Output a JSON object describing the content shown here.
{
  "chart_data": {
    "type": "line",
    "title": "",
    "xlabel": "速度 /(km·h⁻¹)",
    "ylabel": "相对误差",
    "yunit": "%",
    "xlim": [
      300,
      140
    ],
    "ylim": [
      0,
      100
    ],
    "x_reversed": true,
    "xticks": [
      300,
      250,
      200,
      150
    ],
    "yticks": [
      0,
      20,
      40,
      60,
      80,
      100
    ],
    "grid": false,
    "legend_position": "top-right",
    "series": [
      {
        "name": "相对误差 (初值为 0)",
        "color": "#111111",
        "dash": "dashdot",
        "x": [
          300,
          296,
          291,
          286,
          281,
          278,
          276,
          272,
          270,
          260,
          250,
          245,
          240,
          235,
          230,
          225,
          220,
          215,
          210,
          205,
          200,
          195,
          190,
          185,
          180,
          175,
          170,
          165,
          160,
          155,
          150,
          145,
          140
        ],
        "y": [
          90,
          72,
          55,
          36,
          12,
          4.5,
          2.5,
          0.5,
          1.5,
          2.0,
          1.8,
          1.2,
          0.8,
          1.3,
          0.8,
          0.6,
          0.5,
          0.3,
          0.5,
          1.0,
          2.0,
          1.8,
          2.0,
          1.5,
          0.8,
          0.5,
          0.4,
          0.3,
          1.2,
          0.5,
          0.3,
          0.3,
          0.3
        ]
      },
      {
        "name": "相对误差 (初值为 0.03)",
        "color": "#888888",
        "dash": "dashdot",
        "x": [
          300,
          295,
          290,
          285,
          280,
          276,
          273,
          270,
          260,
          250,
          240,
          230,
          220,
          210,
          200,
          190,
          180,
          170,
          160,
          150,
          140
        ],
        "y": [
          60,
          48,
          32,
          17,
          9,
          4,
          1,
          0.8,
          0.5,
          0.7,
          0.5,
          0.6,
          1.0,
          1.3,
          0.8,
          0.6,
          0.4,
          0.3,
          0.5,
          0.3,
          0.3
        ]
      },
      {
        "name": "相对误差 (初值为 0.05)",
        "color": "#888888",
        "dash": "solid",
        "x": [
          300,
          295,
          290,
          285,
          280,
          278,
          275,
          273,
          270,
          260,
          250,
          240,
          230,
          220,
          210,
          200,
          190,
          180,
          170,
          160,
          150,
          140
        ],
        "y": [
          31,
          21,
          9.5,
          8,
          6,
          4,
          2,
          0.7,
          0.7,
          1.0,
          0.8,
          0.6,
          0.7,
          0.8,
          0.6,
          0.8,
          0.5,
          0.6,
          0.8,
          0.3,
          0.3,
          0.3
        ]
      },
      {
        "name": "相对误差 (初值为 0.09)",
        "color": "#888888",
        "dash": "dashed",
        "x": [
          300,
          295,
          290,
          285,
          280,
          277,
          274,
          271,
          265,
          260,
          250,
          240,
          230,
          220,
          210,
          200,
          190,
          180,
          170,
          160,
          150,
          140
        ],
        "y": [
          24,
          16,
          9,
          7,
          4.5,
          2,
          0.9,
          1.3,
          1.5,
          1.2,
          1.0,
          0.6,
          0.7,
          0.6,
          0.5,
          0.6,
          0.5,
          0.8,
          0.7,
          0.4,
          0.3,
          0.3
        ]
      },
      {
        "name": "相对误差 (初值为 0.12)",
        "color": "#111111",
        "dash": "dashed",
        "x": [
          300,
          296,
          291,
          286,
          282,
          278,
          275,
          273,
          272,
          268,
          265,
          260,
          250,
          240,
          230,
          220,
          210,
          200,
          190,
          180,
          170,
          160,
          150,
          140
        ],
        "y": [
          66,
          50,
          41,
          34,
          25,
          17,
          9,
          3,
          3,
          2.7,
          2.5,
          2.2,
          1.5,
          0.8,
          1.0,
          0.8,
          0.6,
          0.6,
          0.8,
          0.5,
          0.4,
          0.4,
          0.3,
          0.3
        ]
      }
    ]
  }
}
____
§ Task statement
Isolate the lines that hold the word "相对误差" and copy all of them.

§ In response
    "ylabel": "相对误差",
        "name": "相对误差 (初值为 0)",
        "name": "相对误差 (初值为 0.03)",
        "name": "相对误差 (初值为 0.05)",
        "name": "相对误差 (初值为 0.09)",
        "name": "相对误差 (初值为 0.12)",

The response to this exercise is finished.